TASK INSTRUCTIONS
Work through the data line by line, gathering every line that has the word "Untuk".

[Raw records]
..............................

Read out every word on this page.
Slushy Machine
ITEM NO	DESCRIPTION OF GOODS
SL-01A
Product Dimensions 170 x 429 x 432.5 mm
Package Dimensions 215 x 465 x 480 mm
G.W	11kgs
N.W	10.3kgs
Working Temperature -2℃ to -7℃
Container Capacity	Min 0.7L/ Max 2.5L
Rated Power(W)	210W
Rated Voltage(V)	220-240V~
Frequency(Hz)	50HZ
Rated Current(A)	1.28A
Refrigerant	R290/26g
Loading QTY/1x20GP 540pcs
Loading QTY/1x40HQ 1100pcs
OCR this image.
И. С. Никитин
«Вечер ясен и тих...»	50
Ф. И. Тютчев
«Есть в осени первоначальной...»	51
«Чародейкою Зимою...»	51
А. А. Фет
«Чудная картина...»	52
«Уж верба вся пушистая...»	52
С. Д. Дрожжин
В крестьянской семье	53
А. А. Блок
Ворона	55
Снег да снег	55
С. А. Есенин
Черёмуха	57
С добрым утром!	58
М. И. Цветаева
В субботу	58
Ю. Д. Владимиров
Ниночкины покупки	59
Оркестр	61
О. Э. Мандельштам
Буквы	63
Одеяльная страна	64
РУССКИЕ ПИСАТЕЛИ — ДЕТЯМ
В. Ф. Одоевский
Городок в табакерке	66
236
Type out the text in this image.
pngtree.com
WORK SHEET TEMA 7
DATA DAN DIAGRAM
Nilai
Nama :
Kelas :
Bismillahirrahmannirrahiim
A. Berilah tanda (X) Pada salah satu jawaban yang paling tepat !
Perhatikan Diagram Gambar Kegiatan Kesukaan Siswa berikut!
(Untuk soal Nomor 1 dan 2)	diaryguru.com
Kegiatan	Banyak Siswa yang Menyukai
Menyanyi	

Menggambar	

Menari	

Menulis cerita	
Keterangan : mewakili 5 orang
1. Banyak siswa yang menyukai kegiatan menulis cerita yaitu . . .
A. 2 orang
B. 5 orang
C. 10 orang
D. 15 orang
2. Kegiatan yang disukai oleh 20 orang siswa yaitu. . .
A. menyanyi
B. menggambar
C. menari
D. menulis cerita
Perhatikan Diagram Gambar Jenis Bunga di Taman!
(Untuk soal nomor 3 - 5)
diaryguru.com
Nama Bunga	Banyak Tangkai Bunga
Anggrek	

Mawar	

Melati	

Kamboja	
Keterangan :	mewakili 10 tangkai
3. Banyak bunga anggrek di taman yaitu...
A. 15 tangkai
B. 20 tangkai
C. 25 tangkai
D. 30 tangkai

..............................

WRITTEN SOLUTION
(Untuk soal Nomor 1 dan 2)	diaryguru.com
(Untuk soal nomor 3 - 5)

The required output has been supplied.